> [Task statement]: Among the lines below, count those with "into". Give the total alone.

> [Extracted information]:

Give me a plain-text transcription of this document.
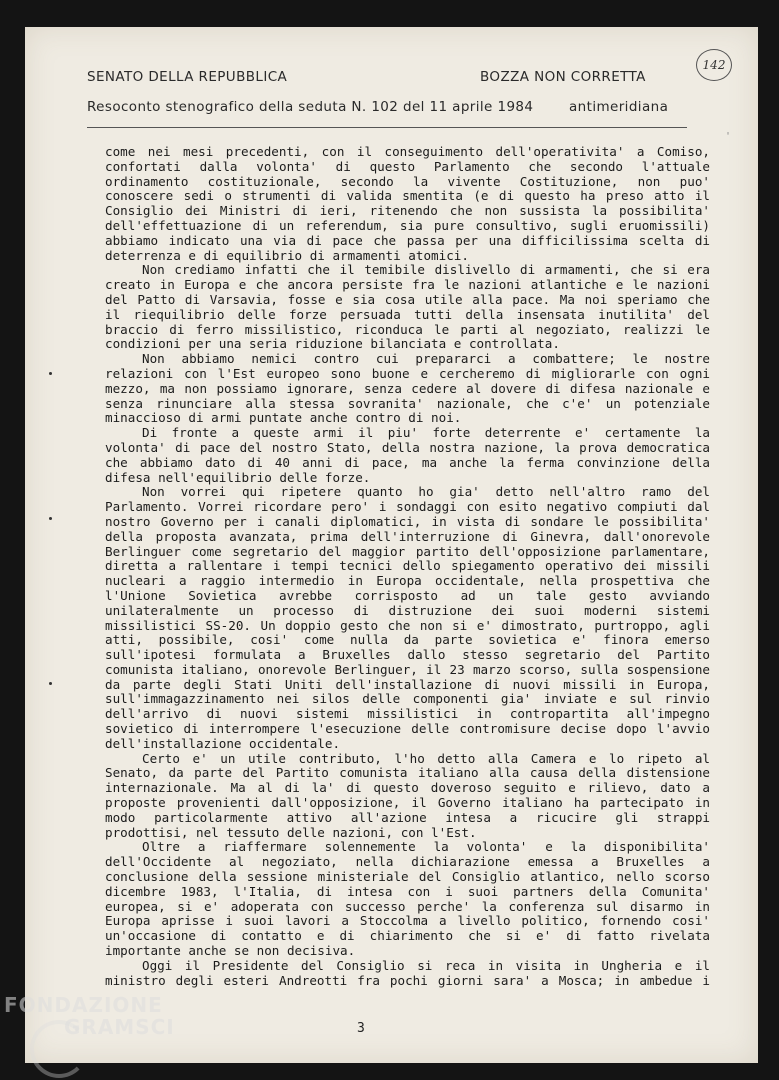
SENATO DELLA REPUBBLICA	BOZZA NON CORRETTA
Resoconto stenografico della seduta N. 102 del 11 aprile 1984	antimeridiana
142
'
come nei mesi precedenti, con il conseguimento dell'operativita' a Comiso,
confortati dalla volonta' di questo Parlamento che secondo l'attuale
ordinamento costituzionale, secondo la vivente Costituzione, non puo'
conoscere sedi o strumenti di valida smentita (e di questo ha preso atto il
Consiglio dei Ministri di ieri, ritenendo che non sussista la possibilita'
dell'effettuazione di un referendum, sia pure consultivo, sugli eruomissili)
abbiamo indicato una via di pace che passa per una difficilissima scelta di
deterrenza e di equilibrio di armamenti atomici.
Non crediamo infatti che il temibile dislivello di armamenti, che si era
creato in Europa e che ancora persiste fra le nazioni atlantiche e le nazioni
del Patto di Varsavia, fosse e sia cosa utile alla pace. Ma noi speriamo che
il riequilibrio delle forze persuada tutti della insensata inutilita' del
braccio di ferro missilistico, riconduca le parti al negoziato, realizzi le
condizioni per una seria riduzione bilanciata e controllata.
Non abbiamo nemici contro cui prepararci a combattere; le nostre
relazioni con l'Est europeo sono buone e cercheremo di migliorarle con ogni
mezzo, ma non possiamo ignorare, senza cedere al dovere di difesa nazionale e
senza rinunciare alla stessa sovranita' nazionale, che c'e' un potenziale
minaccioso di armi puntate anche contro di noi.
Di fronte a queste armi il piu' forte deterrente e' certamente la
volonta' di pace del nostro Stato, della nostra nazione, la prova democratica
che abbiamo dato di 40 anni di pace, ma anche la ferma convinzione della
difesa nell'equilibrio delle forze.
Non vorrei qui ripetere quanto ho gia' detto nell'altro ramo del
Parlamento. Vorrei ricordare pero' i sondaggi con esito negativo compiuti dal
nostro Governo per i canali diplomatici, in vista di sondare le possibilita'
della proposta avanzata, prima dell'interruzione di Ginevra, dall'onorevole
Berlinguer come segretario del maggior partito dell'opposizione parlamentare,
diretta a rallentare i tempi tecnici dello spiegamento operativo dei missili
nucleari a raggio intermedio in Europa occidentale, nella prospettiva che
l'Unione Sovietica avrebbe corrisposto ad un tale gesto avviando
unilateralmente un processo di distruzione dei suoi moderni sistemi
missilistici SS-20. Un doppio gesto che non si e' dimostrato, purtroppo, agli
atti, possibile, cosi' come nulla da parte sovietica e' finora emerso
sull'ipotesi formulata a Bruxelles dallo stesso segretario del Partito
comunista italiano, onorevole Berlinguer, il 23 marzo scorso, sulla sospensione
da parte degli Stati Uniti dell'installazione di nuovi missili in Europa,
sull'immagazzinamento nei silos delle componenti gia' inviate e sul rinvio
dell'arrivo di nuovi sistemi missilistici in contropartita all'impegno
sovietico di interrompere l'esecuzione delle contromisure decise dopo l'avvio
dell'installazione occidentale.
Certo e' un utile contributo, l'ho detto alla Camera e lo ripeto al
Senato, da parte del Partito comunista italiano alla causa della distensione
internazionale. Ma al di la' di questo doveroso seguito e rilievo, dato a
proposte provenienti dall'opposizione, il Governo italiano ha partecipato in
modo particolarmente attivo all'azione intesa a ricucire gli strappi
prodottisi, nel tessuto delle nazioni, con l'Est.
Oltre a riaffermare solennemente la volonta' e la disponibilita'
dell'Occidente al negoziato, nella dichiarazione emessa a Bruxelles a
conclusione della sessione ministeriale del Consiglio atlantico, nello scorso
dicembre 1983, l'Italia, di intesa con i suoi partners della Comunita'
europea, si e' adoperata con successo perche' la conferenza sul disarmo in
Europa aprisse i suoi lavori a Stoccolma a livello politico, fornendo cosi'
un'occasione di contatto e di chiarimento che si e' di fatto rivelata
importante anche se non decisiva.
Oggi il Presidente del Consiglio si reca in visita in Ungheria e il
ministro degli esteri Andreotti fra pochi giorni sara' a Mosca; in ambedue i
3
FONDAZIONE
GRAMSCI
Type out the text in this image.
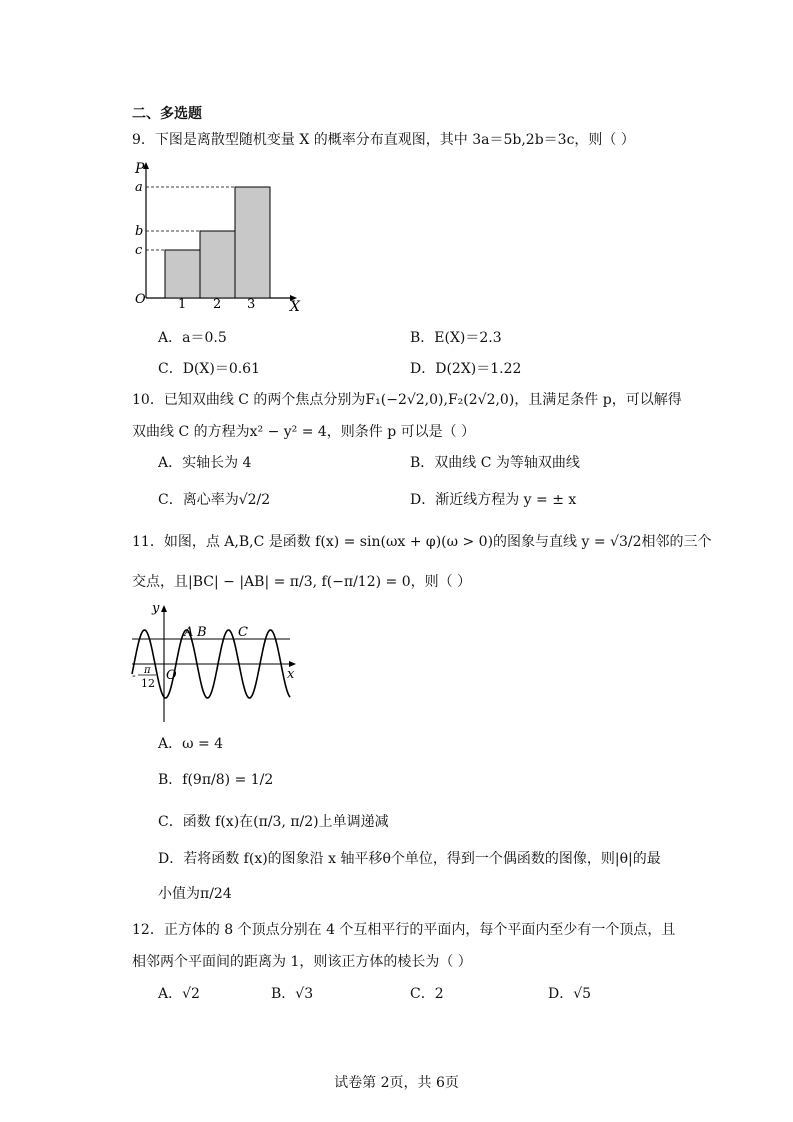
二、多选题
9．下图是离散型随机变量 X 的概率分布直观图，其中 3a＝5b,2b＝3c，则（ ）
P
a
b
c
O 1 2 3 X
A．a＝0.5	B．E(X)＝2.3
C．D(X)＝0.61	D．D(2X)＝1.22
10．已知双曲线 C 的两个焦点分别为F₁(−2√2,0),F₂(2√2,0)，且满足条件 p，可以解得
双曲线 C 的方程为x² − y² = 4，则条件 p 可以是（ ）
A．实轴长为 4	B．双曲线 C 为等轴双曲线
C．离心率为√2/2	D．渐近线方程为 y = ± x
11．如图，点 A,B,C 是函数 f(x) = sin(ωx + φ)(ω > 0)的图象与直线 y = √3/2相邻的三个
交点，且|BC| − |AB| = π/3, f(−π/12) = 0，则（ ）
y
A B C
x
O
π
-
12
A．ω = 4
B．f(9π/8) = 1/2
C．函数 f(x)在(π/3, π/2)上单调递减
D．若将函数 f(x)的图象沿 x 轴平移θ个单位，得到一个偶函数的图像，则|θ|的最
小值为π/24
12．正方体的 8 个顶点分别在 4 个互相平行的平面内，每个平面内至少有一个顶点，且
相邻两个平面间的距离为 1，则该正方体的棱长为（ ）
A．√2	B．√3	C．2	D．√5
试卷第 2页，共 6页
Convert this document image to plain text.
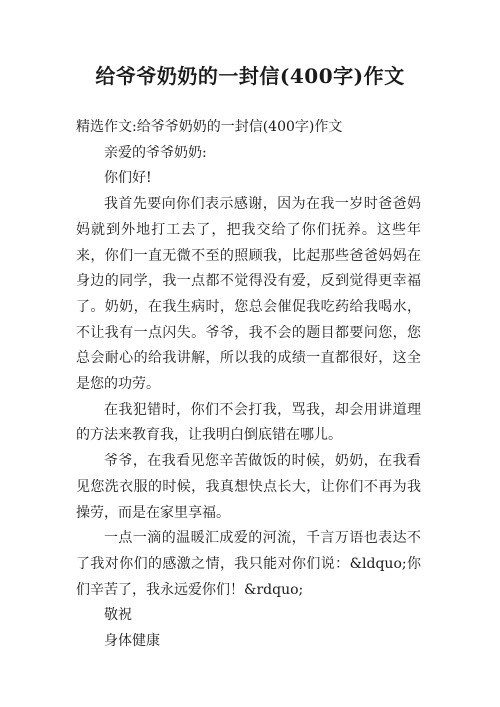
给爷爷奶奶的一封信(400字)作文

精选作文:给爷爷奶奶的一封信(400字)作文

亲爱的爷爷奶奶:

你们好!

我首先要向你们表示感谢，因为在我一岁时爸爸妈妈就到外地打工去了，把我交给了你们抚养。这些年来，你们一直无微不至的照顾我，比起那些爸爸妈妈在身边的同学，我一点都不觉得没有爱，反到觉得更幸福了。奶奶，在我生病时，您总会催促我吃药给我喝水，不让我有一点闪失。爷爷，我不会的题目都要问您，您总会耐心的给我讲解，所以我的成绩一直都很好，这全是您的功劳。

在我犯错时，你们不会打我，骂我，却会用讲道理的方法来教育我，让我明白倒底错在哪儿。

爷爷，在我看见您辛苦做饭的时候，奶奶，在我看见您洗衣服的时候，我真想快点长大，让你们不再为我操劳，而是在家里享福。

一点一滴的温暖汇成爱的河流，千言万语也表达不了我对你们的感激之情，我只能对你们说：&ldquo;你们辛苦了，我永远爱你们！&rdquo;

敬祝

身体健康
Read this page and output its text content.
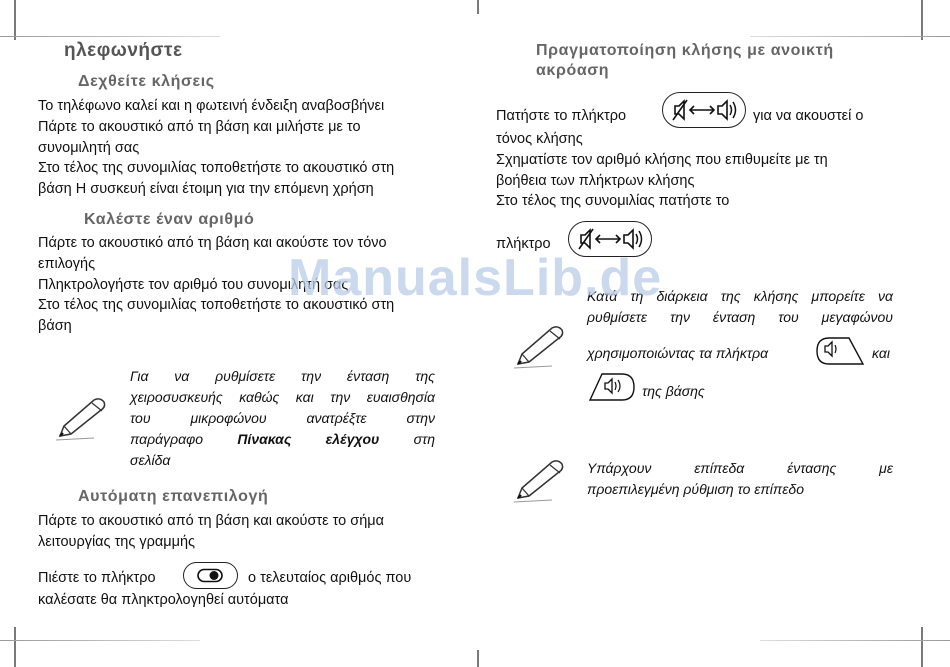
ηλεφωνήστε
Δεχθείτε κλήσεις
Το τηλέφωνο καλεί και η φωτεινή ένδειξη αναβοσβήνει
Πάρτε το ακουστικό από τη βάση και μιλήστε με το
συνομιλητή σας
Στο τέλος της συνομιλίας τοποθετήστε το ακουστικό στη
βάση Η συσκευή είναι έτοιμη για την επόμενη χρήση
Καλέστε έναν αριθμό
Πάρτε το ακουστικό από τη βάση και ακούστε τον τόνο
επιλογής
Πληκτρολογήστε τον αριθμό του συνομιλητή σας
Στο τέλος της συνομιλίας τοποθετήστε το ακουστικό στη
βάση
Για να ρυθμίσετε την ένταση της
χειροσυσκευής καθώς και την ευαισθησία
του μικροφώνου ανατρέξτε στην
παράγραφο Πίνακας ελέγχου στη
σελίδα
Αυτόματη επανεπιλογή
Πάρτε το ακουστικό από τη βάση και ακούστε το σήμα
λειτουργίας της γραμμής
Πιέστε το πλήκτρο	ο τελευταίος αριθμός που
καλέσατε θα πληκτρολογηθεί αυτόματα
Πραγματοποίηση κλήσης με ανοικτή
ακρόαση
Πατήστε το πλήκτρο	για να ακουστεί ο
τόνος κλήσης
Σχηματίστε τον αριθμό κλήσης που επιθυμείτε με τη
βοήθεια των πλήκτρων κλήσης
Στο τέλος της συνομιλίας πατήστε το
πλήκτρο
Κατά τη διάρκεια της κλήσης μπορείτε να
ρυθμίσετε την ένταση του μεγαφώνου
χρησιμοποιώντας τα πλήκτρα	και
της βάσης
Υπάρχουν επίπεδα έντασης με
προεπιλεγμένη ρύθμιση το επίπεδο
ManualsLib.de
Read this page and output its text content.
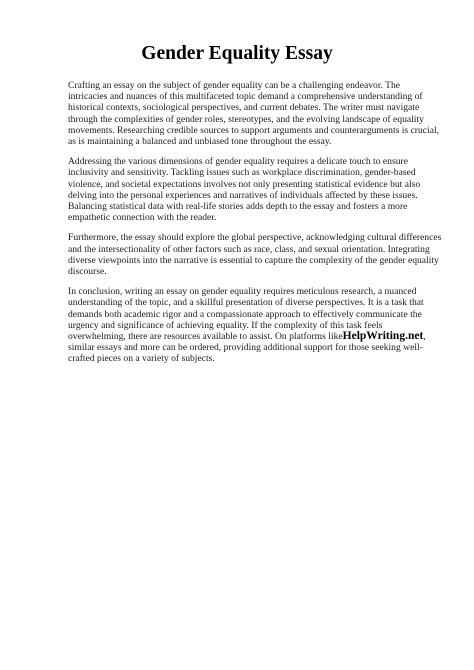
Gender Equality Essay

Crafting an essay on the subject of gender equality can be a challenging endeavor. The
intricacies and nuances of this multifaceted topic demand a comprehensive understanding of
historical contexts, sociological perspectives, and current debates. The writer must navigate
through the complexities of gender roles, stereotypes, and the evolving landscape of equality
movements. Researching credible sources to support arguments and counterarguments is crucial,
as is maintaining a balanced and unbiased tone throughout the essay.

Addressing the various dimensions of gender equality requires a delicate touch to ensure
inclusivity and sensitivity. Tackling issues such as workplace discrimination, gender-based
violence, and societal expectations involves not only presenting statistical evidence but also
delving into the personal experiences and narratives of individuals affected by these issues.
Balancing statistical data with real-life stories adds depth to the essay and fosters a more
empathetic connection with the reader.

Furthermore, the essay should explore the global perspective, acknowledging cultural differences
and the intersectionality of other factors such as race, class, and sexual orientation. Integrating
diverse viewpoints into the narrative is essential to capture the complexity of the gender equality
discourse.

In conclusion, writing an essay on gender equality requires meticulous research, a nuanced
understanding of the topic, and a skillful presentation of diverse perspectives. It is a task that
demands both academic rigor and a compassionate approach to effectively communicate the
urgency and significance of achieving equality. If the complexity of this task feels
overwhelming, there are resources available to assist. On platforms likeHelpWriting.net,
similar essays and more can be ordered, providing additional support for those seeking well-
crafted pieces on a variety of subjects.
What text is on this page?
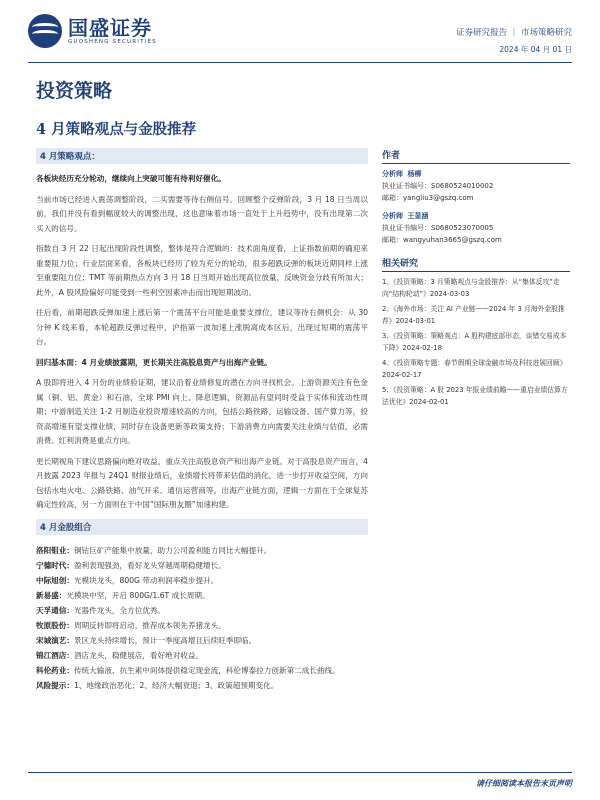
国盛证券
GUOSHENG SECURITIES
证券研究报告 ｜ 市场策略研究
2024 年 04 月 01 日
投资策略
4 月策略观点与金股推荐
4 月策略观点：
各板块经历充分轮动，继续向上突破可能有待利好催化。
当前市场已经进入震荡调整阶段，二买需要等待右侧信号。回顾整个反弹阶段，3 月 18 日当周以前，我们并没有看到幅度较大的调整出现，这也意味着市场一直处于上升趋势中，没有出现第二次买入的信号。
指数自 3 月 22 日起出现阶段性调整，整体是符合逻辑的：技术面角度看，上证指数前期的确迎来重要阻力位；行业层面来看，各板块已经历了较为充分的轮动，很多超跌反弹的板块近期同样上涨至重要阻力位；TMT 等前期热点方向 3 月 18 日当周开始出现高位放量，反映资金分歧有所加大；此外，A 股风险偏好可能受到一些利空因素冲击而出现短期波动。
往后看，前期超跌反弹加速上涨后第一个震荡平台可能是重要支撑位，建议等待右侧机会：从 30 分钟 K 线来看，本轮超跌反弹过程中，沪指第一波加速上涨脱离成本区后，出现过短期的震荡平台。
回归基本面：4 月业绩披露期，更长期关注高股息资产与出海产业链。
A 股即将进入 4 月份的业绩验证期，建议沿着业绩修复的潜在方向寻找机会。上游资源关注有色金属（铜、铝、黄金）和石油，全球 PMI 向上、降息逻辑，资源品有望同时受益于实体和流动性周期；中游制造关注 1-2 月制造业投资增速较高的方向，包括公路铁路、运输设备、国产算力等，投资高增速有望支撑业绩，同时存在设备更新等政策支持；下游消费方向需要关注业绩与估值，必需消费、红利消费是重点方向。
更长期视角下建议思路偏向绝对收益，重点关注高股息资产和出海产业链。对于高股息资产而言，4 月披露 2023 年报与 24Q1 财报业绩后，业绩增长将带来估值的消化，进一步打开收益空间，方向包括水电火电、公路铁路、油气开采、通信运营商等。出海产业链方面，逻辑一方面在于全球复苏确定性较高，另一方面则在于中国“国际朋友圈”加速构建。
4 月金股组合
洛阳钼业：铜钴巨矿产能集中放量，助力公司盈利能力同比大幅提升。
宁德时代：盈利表现强劲，看好龙头穿越周期稳健增长。
中际旭创：光模块龙头，800G 带动利润率稳步提升。
新易盛：光模块中坚，开启 800G/1.6T 成长周期。
天孚通信：光器件龙头，全方位优秀。
牧原股份：周期反转即将启动，推荐成本领先养猪龙头。
宋城演艺：景区龙头持续增长，预计一季度高增且后续旺季即临。
锦江酒店：酒店龙头，稳健展店，看好绝对收益。
科伦药业：传统大输液、抗生素中间体提供稳定现金流，科伦博泰拉力创新第二成长曲线。
风险提示：1、地缘政治恶化；2、经济大幅衰退；3、政策超预期变化。
作者
分析师 杨柳
执业证书编号：S0680524010002
邮箱：yangliu3@gszq.com
分析师 王显涵
执业证书编号：S0680523070005
邮箱：wangyuhan3665@gszq.com
相关研究
1、《投资策略：3 月策略观点与金股推荐：从“集体反攻”走向“结构轮动”》2024-03-03
2、《海外市场：关注 AI 产业链——2024 年 3 月海外金股推荐》2024-03-01
3、《投资策略：策略观点：A 股构建底部形态，谈错交易成本下降》2024-02-18
4、《投资策略专题：春节假期全球金融市场及科技进展回顾》2024-02-17
5、《投资策略：A 股 2023 年报业绩前瞻——重启业绩估算方法优化》2024-02-01
请仔细阅读本报告末页声明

> [Final result]: 2